▶ **SET PROBLEM**:
Exactly as written, retype the listing below, omitting the pictures.

(Extracted records)
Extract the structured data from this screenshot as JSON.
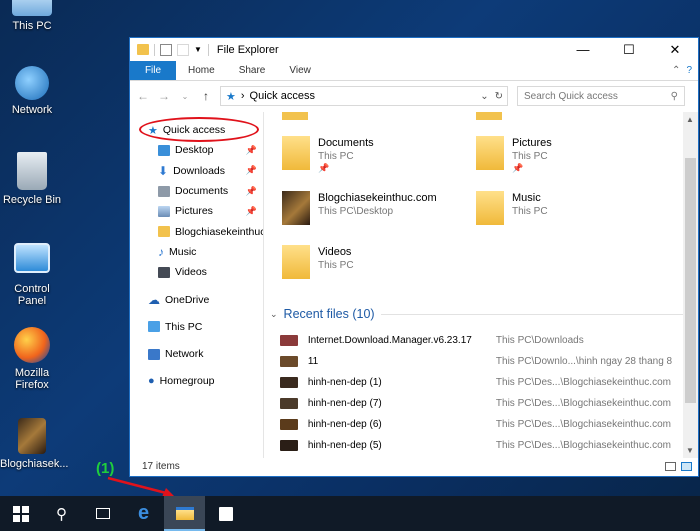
{
  "desktop": {
    "icons": [
      {
        "label": "This PC"
      },
      {
        "label": "Network"
      },
      {
        "label": "Recycle Bin"
      },
      {
        "label": "Control Panel"
      },
      {
        "label": "Mozilla Firefox"
      },
      {
        "label": "Blogchiasek..."
      }
    ]
  },
  "window": {
    "title": "File Explorer",
    "controls": {
      "minimize": "—",
      "maximize": "☐",
      "close": "✕"
    },
    "ribbon_tabs": [
      "File",
      "Home",
      "Share",
      "View"
    ],
    "ribbon_tools": {
      "collapse": "⌃",
      "help": "?"
    },
    "address": {
      "separator": "›",
      "path": "Quick access"
    },
    "search_placeholder": "Search Quick access",
    "status": "17 items"
  },
  "nav": {
    "quick_access": "Quick access",
    "pinned": [
      {
        "label": "Desktop",
        "color": "#3a8fd9"
      },
      {
        "label": "Downloads",
        "color": "#2f7ad1"
      },
      {
        "label": "Documents",
        "color": "#8e9aa8"
      },
      {
        "label": "Pictures",
        "color": "#6a8cb5"
      },
      {
        "label": "Blogchiasekeinthuc",
        "color": "#f2c24d"
      },
      {
        "label": "Music",
        "color": "#2f7ad1"
      },
      {
        "label": "Videos",
        "color": "#444a55"
      }
    ],
    "onedrive": "OneDrive",
    "thispc": "This PC",
    "network": "Network",
    "homegroup": "Homegroup"
  },
  "folders": [
    {
      "name": "Documents",
      "loc": "This PC"
    },
    {
      "name": "Pictures",
      "loc": "This PC"
    },
    {
      "name": "Blogchiasekeinthuc.com",
      "loc": "This PC\\Desktop"
    },
    {
      "name": "Music",
      "loc": "This PC"
    },
    {
      "name": "Videos",
      "loc": "This PC"
    }
  ],
  "recent": {
    "header": "Recent files (10)",
    "rows": [
      {
        "name": "Internet.Download.Manager.v6.23.17",
        "path": "This PC\\Downloads",
        "color": "#8b3a3a"
      },
      {
        "name": "11",
        "path": "This PC\\Downlo...\\hinh ngay 28 thang 8",
        "color": "#6b4a2a"
      },
      {
        "name": "hinh-nen-dep (1)",
        "path": "This PC\\Des...\\Blogchiasekeinthuc.com",
        "color": "#3a2a1e"
      },
      {
        "name": "hinh-nen-dep (7)",
        "path": "This PC\\Des...\\Blogchiasekeinthuc.com",
        "color": "#4b3a2a"
      },
      {
        "name": "hinh-nen-dep (6)",
        "path": "This PC\\Des...\\Blogchiasekeinthuc.com",
        "color": "#5b3b1b"
      },
      {
        "name": "hinh-nen-dep (5)",
        "path": "This PC\\Des...\\Blogchiasekeinthuc.com",
        "color": "#2a1e16"
      }
    ]
  },
  "annotation": {
    "label": "(1)"
  },
  "colors": {
    "accent": "#1979ca",
    "highlight": "#e0121b",
    "annotation": "#1fce3c"
  }
}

▶ **ANSWER FOR THE TASK**:
Extract the structured data from this screenshot as JSON.
{
  "desktop": {
    "icons": [
      {
        "label": "This PC"
      },
      {
        "label": "Network"
      },
      {
        "label": "Recycle Bin"
      },
      {
        "label": "Control Panel"
      },
      {
        "label": "Mozilla Firefox"
      },
      {
        "label": "Blogchiasek..."
      }
    ]
  },
  "window": {
    "title": "File Explorer",
    "controls": {
      "minimize": "—",
      "maximize": "☐",
      "close": "✕"
    },
    "ribbon_tabs": [
      "File",
      "Home",
      "Share",
      "View"
    ],
    "ribbon_tools": {
      "collapse": "⌃",
      "help": "?"
    },
    "address": {
      "separator": "›",
      "path": "Quick access"
    },
    "search_placeholder": "Search Quick access",
    "status": "17 items"
  },
  "nav": {
    "quick_access": "Quick access",
    "pinned": [
      {
        "label": "Desktop",
        "color": "#3a8fd9"
      },
      {
        "label": "Downloads",
        "color": "#2f7ad1"
      },
      {
        "label": "Documents",
        "color": "#8e9aa8"
      },
      {
        "label": "Pictures",
        "color": "#6a8cb5"
      },
      {
        "label": "Blogchiasekeinthuc",
        "color": "#f2c24d"
      },
      {
        "label": "Music",
        "color": "#2f7ad1"
      },
      {
        "label": "Videos",
        "color": "#444a55"
      }
    ],
    "onedrive": "OneDrive",
    "thispc": "This PC",
    "network": "Network",
    "homegroup": "Homegroup"
  },
  "folders": [
    {
      "name": "Documents",
      "loc": "This PC"
    },
    {
      "name": "Pictures",
      "loc": "This PC"
    },
    {
      "name": "Blogchiasekeinthuc.com",
      "loc": "This PC\\Desktop"
    },
    {
      "name": "Music",
      "loc": "This PC"
    },
    {
      "name": "Videos",
      "loc": "This PC"
    }
  ],
  "recent": {
    "header": "Recent files (10)",
    "rows": [
      {
        "name": "Internet.Download.Manager.v6.23.17",
        "path": "This PC\\Downloads",
        "color": "#8b3a3a"
      },
      {
        "name": "11",
        "path": "This PC\\Downlo...\\hinh ngay 28 thang 8",
        "color": "#6b4a2a"
      },
      {
        "name": "hinh-nen-dep (1)",
        "path": "This PC\\Des...\\Blogchiasekeinthuc.com",
        "color": "#3a2a1e"
      },
      {
        "name": "hinh-nen-dep (7)",
        "path": "This PC\\Des...\\Blogchiasekeinthuc.com",
        "color": "#4b3a2a"
      },
      {
        "name": "hinh-nen-dep (6)",
        "path": "This PC\\Des...\\Blogchiasekeinthuc.com",
        "color": "#5b3b1b"
      },
      {
        "name": "hinh-nen-dep (5)",
        "path": "This PC\\Des...\\Blogchiasekeinthuc.com",
        "color": "#2a1e16"
      }
    ]
  },
  "annotation": {
    "label": "(1)"
  },
  "colors": {
    "accent": "#1979ca",
    "highlight": "#e0121b",
    "annotation": "#1fce3c"
  }
}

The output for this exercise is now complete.